→ **Exercise description**
Work through the listing below and count the lines that hold "bevonden". Answer with the number alone.
START
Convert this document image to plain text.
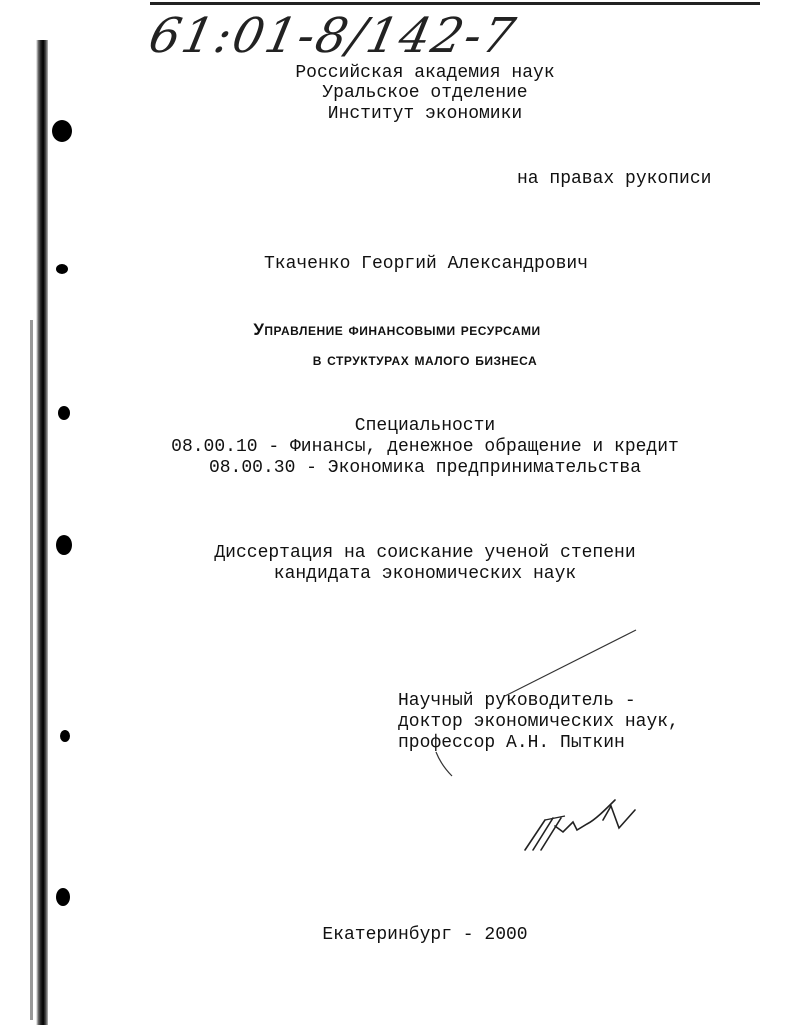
61:01-8/142-7
Российская академия наук
Уральское отделение
Институт экономики
на правах рукописи
Ткаченко Георгий Александрович
Управление финансовыми ресурсами
в структурах малого бизнеса
Специальности
08.00.10 - Финансы, денежное обращение и кредит
08.00.30 - Экономика предпринимательства
Диссертация на соискание ученой степени
кандидата экономических наук
Научный руководитель -
доктор экономических наук,
профессор А.Н. Пыткин
Екатеринбург - 2000
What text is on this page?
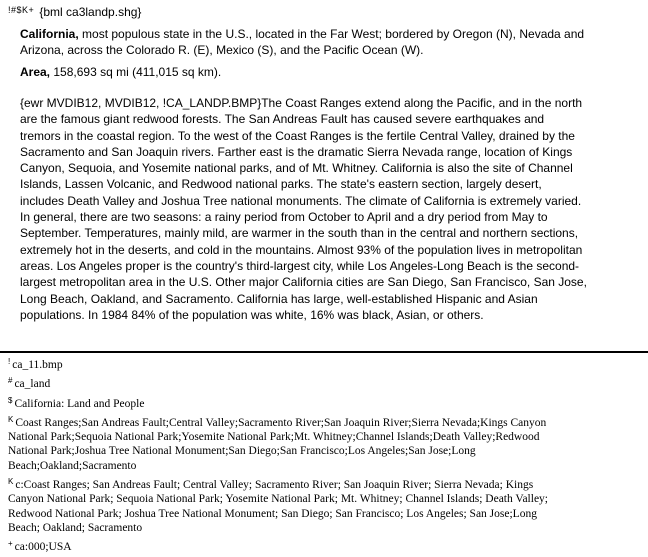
$^{!\#\$K+}$ {bml ca3landp.shg}

California, most populous state in the U.S., located in the Far West; bordered by Oregon (N), Nevada and Arizona, across the Colorado R. (E), Mexico (S), and the Pacific Ocean (W).

Area, 158,693 sq mi (411,015 sq km).

{ewr MVDIB12, MVDIB12, !CA_LANDP.BMP}The Coast Ranges extend along the Pacific, and in the north are the famous giant redwood forests. The San Andreas Fault has caused severe earthquakes and tremors in the coastal region. To the west of the Coast Ranges is the fertile Central Valley, drained by the Sacramento and San Joaquin rivers. Farther east is the dramatic Sierra Nevada range, location of Kings Canyon, Sequoia, and Yosemite national parks, and of Mt. Whitney. California is also the site of Channel Islands, Lassen Volcanic, and Redwood national parks. The state's eastern section, largely desert, includes Death Valley and Joshua Tree national monuments. The climate of California is extremely varied. In general, there are two seasons: a rainy period from October to April and a dry period from May to September. Temperatures, mainly mild, are warmer in the south than in the central and northern sections, extremely hot in the deserts, and cold in the mountains. Almost 93% of the population lives in metropolitan areas. Los Angeles proper is the country's third-largest city, while Los Angeles-Long Beach is the second-largest metropolitan area in the U.S. Other major California cities are San Diego, San Francisco, San Jose, Long Beach, Oakland, and Sacramento. California has large, well-established Hispanic and Asian populations. In 1984 84% of the population was white, 16% was black, Asian, or others.

! ca_11.bmp

# ca_land

$ California: Land and People

$^K$ Coast Ranges;San Andreas Fault;Central Valley;Sacramento River;San Joaquin River;Sierra Nevada;Kings Canyon National Park;Sequoia National Park;Yosemite National Park;Mt. Whitney;Channel Islands;Death Valley;Redwood National Park;Joshua Tree National Monument;San Diego;San Francisco;Los Angeles;San Jose;Long Beach;Oakland;Sacramento

$^K$ c:Coast Ranges; San Andreas Fault; Central Valley; Sacramento River; San Joaquin River; Sierra Nevada; Kings Canyon National Park; Sequoia National Park; Yosemite National Park; Mt. Whitney; Channel Islands; Death Valley; Redwood National Park; Joshua Tree National Monument; San Diego; San Francisco; Los Angeles; San Jose;Long Beach; Oakland; Sacramento

+ ca:000;USA
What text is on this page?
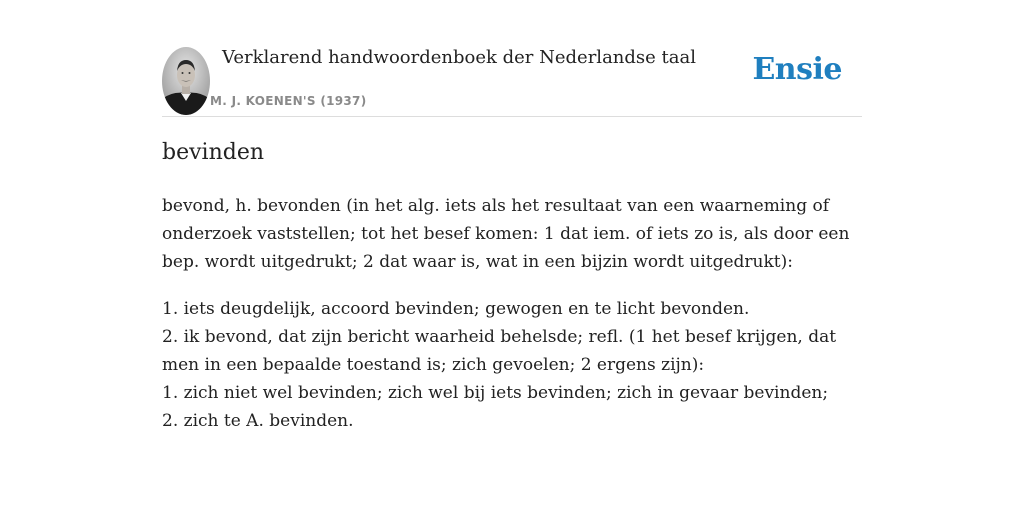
Verklarend handwoordenboek der Nederlandse taal
M. J. KOENEN'S (1937)
Ensie
bevinden

bevond, h. bevonden (in het alg. iets als het resultaat van een waarneming of onderzoek vaststellen; tot het besef komen: 1 dat iem. of iets zo is, als door een bep. wordt uitgedrukt; 2 dat waar is, wat in een bijzin wordt uitgedrukt):

1. iets deugdelijk, accoord bevinden; gewogen en te licht bevonden.
2. ik bevond, dat zijn bericht waarheid behelsde; refl. (1 het besef krijgen, dat men in een bepaalde toestand is; zich gevoelen; 2 ergens zijn):
1. zich niet wel bevinden; zich wel bij iets bevinden; zich in gevaar bevinden;
2. zich te A. bevinden.
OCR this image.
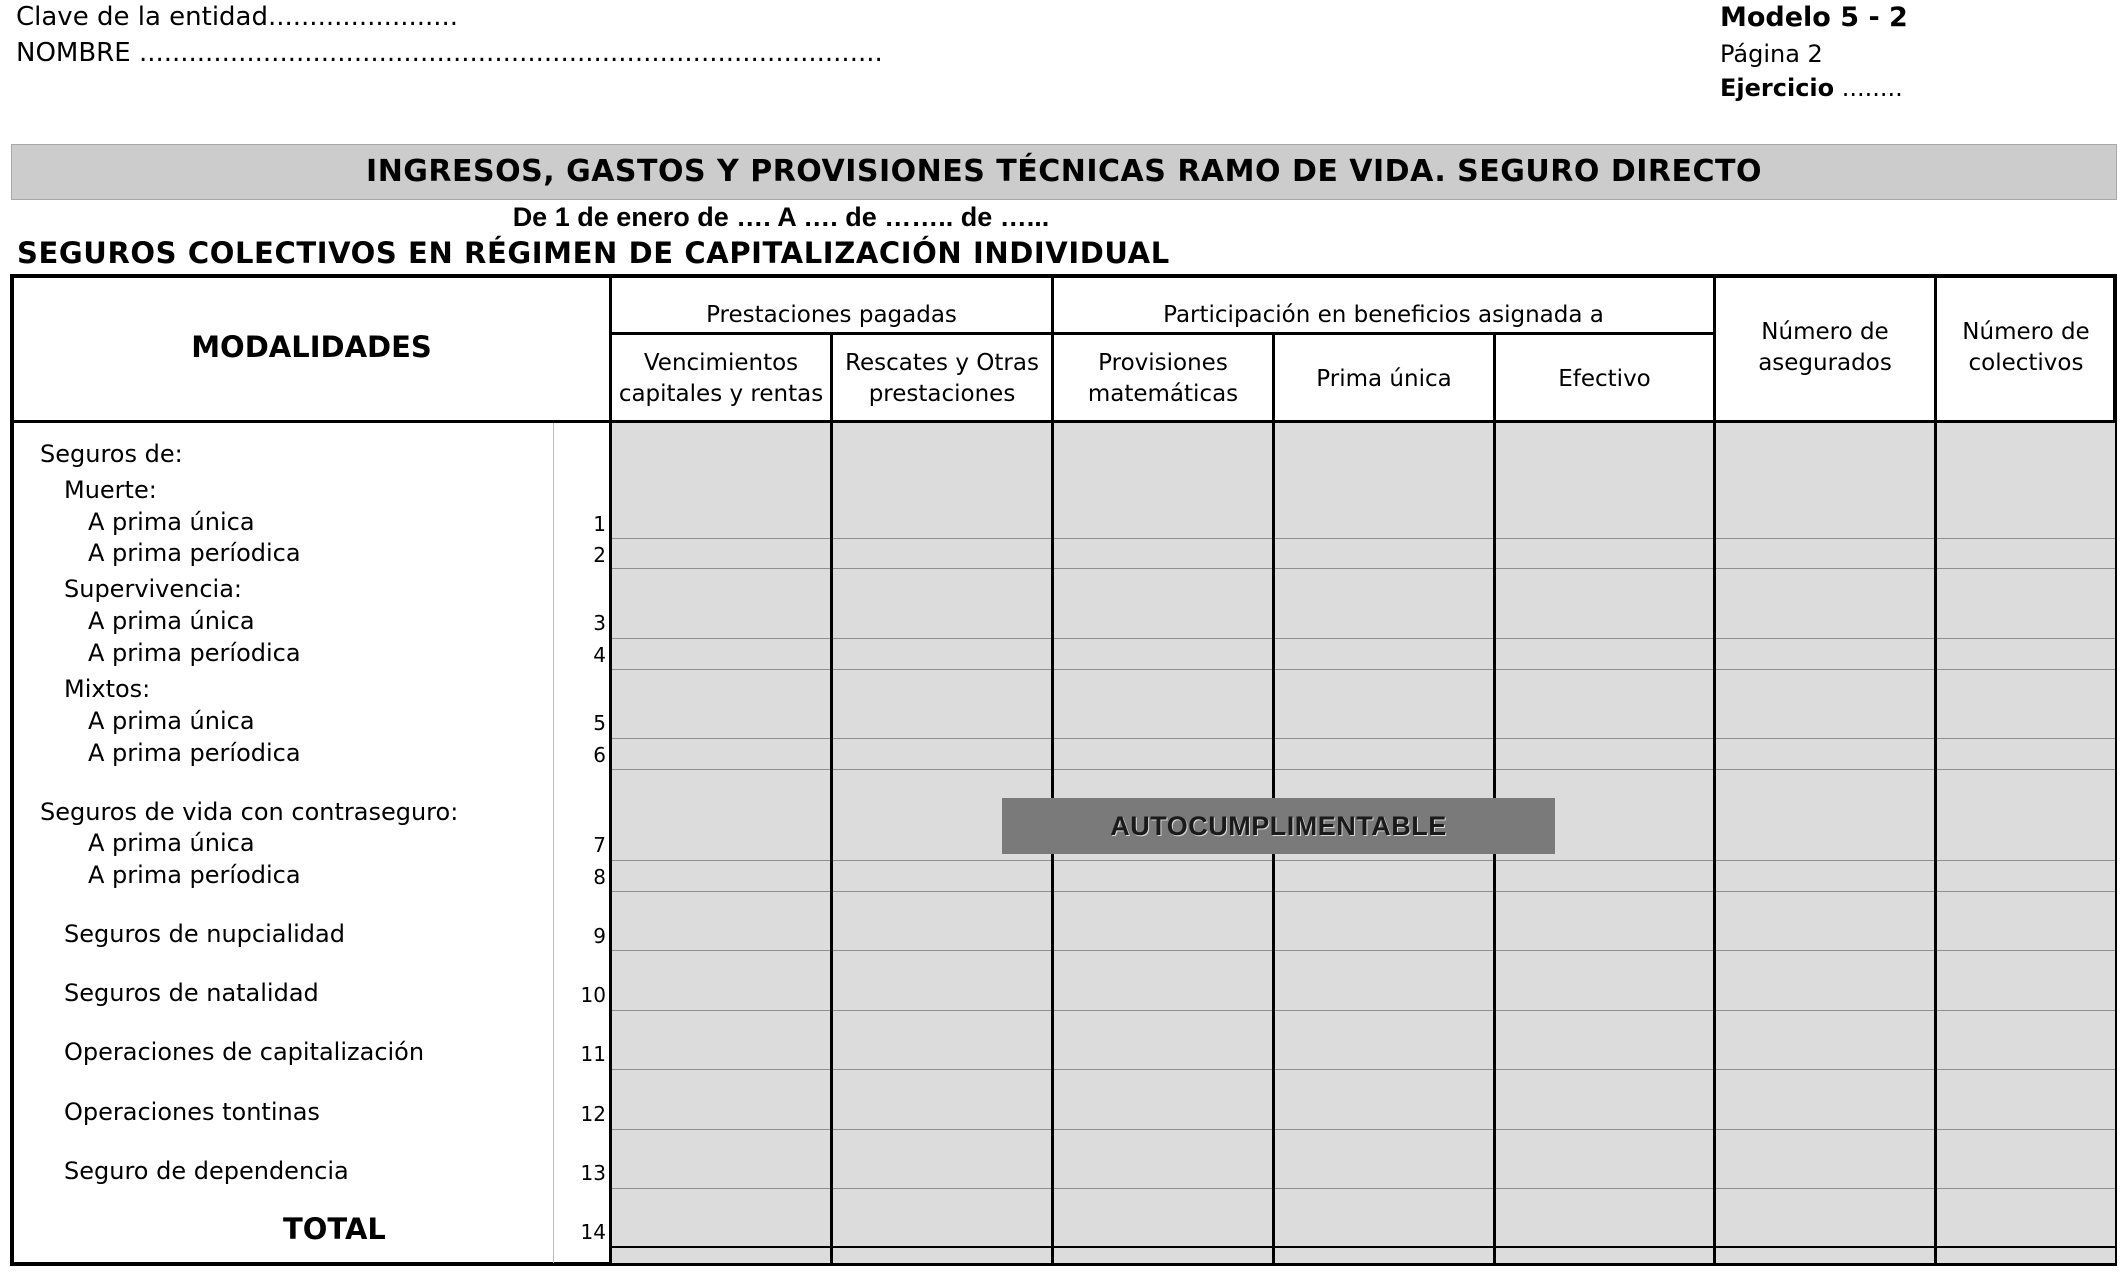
Clave de la entidad.......................
NOMBRE ..........................................................................................
Modelo 5 - 2
Página 2
Ejercicio ........
INGRESOS, GASTOS Y PROVISIONES TÉCNICAS RAMO DE VIDA. SEGURO DIRECTO
De 1 de enero de …. A …. de …….. de …...
SEGUROS COLECTIVOS EN RÉGIMEN DE CAPITALIZACIÓN INDIVIDUAL
MODALIDADES
Prestaciones pagadas	Participación en beneficios asignada a
Vencimientos
capitales y rentas
Rescates y Otras
prestaciones
Provisiones
matemáticas
Prima única	Efectivo
Número de
asegurados
Número de
colectivos
Seguros de:
Muerte:
A prima única
A prima períodica
Supervivencia:
A prima única
A prima períodica
Mixtos:
A prima única
A prima períodica
Seguros de vida con contraseguro:
A prima única
A prima períodica
Seguros de nupcialidad
Seguros de natalidad
Operaciones de capitalización
Operaciones tontinas
Seguro de dependencia
TOTAL
1
2
3
4
5
6
7
8
9
10
11
12
13
14
AUTOCUMPLIMENTABLE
END
→ **The completed task**
2